**EXERCISE TASK:**
Locate and copy all lines bearing the word "next".

[Dataset entries on figures]
* * * * * * * * *

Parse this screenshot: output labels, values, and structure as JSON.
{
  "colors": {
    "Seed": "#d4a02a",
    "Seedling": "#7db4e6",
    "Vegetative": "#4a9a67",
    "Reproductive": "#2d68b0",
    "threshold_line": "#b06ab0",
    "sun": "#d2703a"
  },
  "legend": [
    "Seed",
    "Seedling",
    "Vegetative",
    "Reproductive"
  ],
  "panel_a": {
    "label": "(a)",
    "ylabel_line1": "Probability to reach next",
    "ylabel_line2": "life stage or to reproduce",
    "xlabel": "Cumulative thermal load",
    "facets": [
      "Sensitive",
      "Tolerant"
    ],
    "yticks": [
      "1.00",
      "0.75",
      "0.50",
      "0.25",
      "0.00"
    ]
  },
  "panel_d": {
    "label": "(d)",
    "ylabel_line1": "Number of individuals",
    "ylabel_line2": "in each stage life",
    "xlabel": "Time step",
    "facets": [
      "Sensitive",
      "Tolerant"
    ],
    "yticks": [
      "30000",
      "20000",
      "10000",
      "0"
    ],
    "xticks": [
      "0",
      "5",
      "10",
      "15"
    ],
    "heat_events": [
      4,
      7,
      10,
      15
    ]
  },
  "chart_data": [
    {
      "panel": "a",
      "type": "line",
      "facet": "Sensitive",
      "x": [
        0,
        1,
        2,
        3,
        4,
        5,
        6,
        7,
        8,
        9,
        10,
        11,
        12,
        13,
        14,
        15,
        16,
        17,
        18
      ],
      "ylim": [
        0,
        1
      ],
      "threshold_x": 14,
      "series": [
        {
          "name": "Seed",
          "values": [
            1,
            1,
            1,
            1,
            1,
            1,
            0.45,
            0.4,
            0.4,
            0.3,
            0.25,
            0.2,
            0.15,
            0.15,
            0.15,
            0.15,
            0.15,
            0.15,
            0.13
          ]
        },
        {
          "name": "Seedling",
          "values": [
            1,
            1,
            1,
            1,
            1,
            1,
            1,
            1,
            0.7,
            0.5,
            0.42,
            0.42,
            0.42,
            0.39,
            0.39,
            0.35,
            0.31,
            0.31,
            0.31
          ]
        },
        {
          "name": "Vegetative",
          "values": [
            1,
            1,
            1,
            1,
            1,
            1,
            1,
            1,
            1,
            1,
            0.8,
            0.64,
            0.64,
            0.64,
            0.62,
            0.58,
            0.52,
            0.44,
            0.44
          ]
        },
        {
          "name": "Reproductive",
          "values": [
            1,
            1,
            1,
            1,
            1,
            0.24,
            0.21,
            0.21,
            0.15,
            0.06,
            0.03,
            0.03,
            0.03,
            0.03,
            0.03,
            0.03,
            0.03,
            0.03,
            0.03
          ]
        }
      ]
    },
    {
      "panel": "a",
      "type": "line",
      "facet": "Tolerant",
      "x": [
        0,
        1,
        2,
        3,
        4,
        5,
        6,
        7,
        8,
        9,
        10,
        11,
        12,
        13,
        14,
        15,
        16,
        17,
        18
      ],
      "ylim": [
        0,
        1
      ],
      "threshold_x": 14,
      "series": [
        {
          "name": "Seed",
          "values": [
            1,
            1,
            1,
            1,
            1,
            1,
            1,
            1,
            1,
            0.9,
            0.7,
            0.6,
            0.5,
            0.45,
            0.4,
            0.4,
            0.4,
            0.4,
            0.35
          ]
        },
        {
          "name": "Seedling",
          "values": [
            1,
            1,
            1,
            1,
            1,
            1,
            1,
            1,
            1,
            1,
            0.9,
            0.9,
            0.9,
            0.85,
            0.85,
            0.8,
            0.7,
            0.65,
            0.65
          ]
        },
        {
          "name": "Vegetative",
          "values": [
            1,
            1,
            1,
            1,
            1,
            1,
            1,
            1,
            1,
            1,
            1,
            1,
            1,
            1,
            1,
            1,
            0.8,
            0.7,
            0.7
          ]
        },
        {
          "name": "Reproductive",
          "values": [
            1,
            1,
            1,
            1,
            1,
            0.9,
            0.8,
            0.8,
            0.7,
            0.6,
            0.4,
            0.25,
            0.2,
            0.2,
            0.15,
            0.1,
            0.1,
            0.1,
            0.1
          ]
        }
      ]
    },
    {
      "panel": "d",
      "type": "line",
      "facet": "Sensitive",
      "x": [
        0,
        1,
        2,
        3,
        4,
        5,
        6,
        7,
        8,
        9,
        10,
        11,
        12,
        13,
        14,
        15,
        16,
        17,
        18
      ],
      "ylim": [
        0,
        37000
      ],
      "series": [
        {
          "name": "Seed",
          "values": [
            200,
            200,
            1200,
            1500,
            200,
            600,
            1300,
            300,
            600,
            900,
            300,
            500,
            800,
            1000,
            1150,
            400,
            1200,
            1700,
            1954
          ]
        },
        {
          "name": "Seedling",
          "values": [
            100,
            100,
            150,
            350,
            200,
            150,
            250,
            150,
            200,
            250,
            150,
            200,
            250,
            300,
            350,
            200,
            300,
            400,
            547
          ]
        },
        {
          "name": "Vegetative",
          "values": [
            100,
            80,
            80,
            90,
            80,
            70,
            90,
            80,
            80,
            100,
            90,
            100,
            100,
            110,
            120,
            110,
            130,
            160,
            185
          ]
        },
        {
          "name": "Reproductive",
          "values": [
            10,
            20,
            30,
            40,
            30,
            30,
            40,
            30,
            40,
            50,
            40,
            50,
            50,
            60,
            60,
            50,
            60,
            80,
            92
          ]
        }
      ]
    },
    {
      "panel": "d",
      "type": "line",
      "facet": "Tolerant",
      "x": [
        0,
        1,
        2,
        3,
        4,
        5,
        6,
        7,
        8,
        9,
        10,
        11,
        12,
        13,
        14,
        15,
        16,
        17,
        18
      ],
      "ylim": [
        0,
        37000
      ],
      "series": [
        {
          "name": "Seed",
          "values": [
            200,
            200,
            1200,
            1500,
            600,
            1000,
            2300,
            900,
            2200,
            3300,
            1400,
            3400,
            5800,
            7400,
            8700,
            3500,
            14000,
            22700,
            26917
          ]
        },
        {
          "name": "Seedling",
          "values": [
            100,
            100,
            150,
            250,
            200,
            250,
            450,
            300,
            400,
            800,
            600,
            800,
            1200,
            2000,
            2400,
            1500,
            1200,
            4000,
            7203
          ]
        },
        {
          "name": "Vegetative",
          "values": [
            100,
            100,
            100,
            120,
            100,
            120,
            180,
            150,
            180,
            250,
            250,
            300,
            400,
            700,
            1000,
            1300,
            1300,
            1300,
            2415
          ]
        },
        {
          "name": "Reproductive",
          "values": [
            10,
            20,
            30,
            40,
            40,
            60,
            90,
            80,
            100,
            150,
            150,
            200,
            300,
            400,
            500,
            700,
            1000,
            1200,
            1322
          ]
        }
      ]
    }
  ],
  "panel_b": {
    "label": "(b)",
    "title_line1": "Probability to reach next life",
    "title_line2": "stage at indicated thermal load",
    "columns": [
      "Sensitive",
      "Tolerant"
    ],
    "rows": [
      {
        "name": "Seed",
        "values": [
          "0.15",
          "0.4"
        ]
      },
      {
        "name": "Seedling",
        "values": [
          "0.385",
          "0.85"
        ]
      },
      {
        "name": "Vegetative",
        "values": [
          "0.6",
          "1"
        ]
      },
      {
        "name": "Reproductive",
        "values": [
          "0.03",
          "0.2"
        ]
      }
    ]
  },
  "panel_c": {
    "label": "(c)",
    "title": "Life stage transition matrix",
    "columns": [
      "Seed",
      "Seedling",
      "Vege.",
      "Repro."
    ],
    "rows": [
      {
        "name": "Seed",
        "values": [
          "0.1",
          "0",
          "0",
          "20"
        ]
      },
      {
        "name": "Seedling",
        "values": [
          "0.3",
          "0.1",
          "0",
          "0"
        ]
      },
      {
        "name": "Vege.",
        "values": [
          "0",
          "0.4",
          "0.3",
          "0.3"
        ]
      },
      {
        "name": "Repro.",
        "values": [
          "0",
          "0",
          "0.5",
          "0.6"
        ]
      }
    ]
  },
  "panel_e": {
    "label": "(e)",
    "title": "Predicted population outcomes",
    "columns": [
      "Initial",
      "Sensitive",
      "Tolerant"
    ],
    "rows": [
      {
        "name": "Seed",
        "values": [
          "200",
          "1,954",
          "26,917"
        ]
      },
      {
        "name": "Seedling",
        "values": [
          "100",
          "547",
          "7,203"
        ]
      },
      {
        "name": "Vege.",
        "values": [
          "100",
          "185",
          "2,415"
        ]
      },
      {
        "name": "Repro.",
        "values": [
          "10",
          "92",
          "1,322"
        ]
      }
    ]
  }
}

* * * * * * * * *

**SOLUTION TO THE PROBLEM:**
    "ylabel_line1": "Probability to reach next",
    "title_line1": "Probability to reach next life",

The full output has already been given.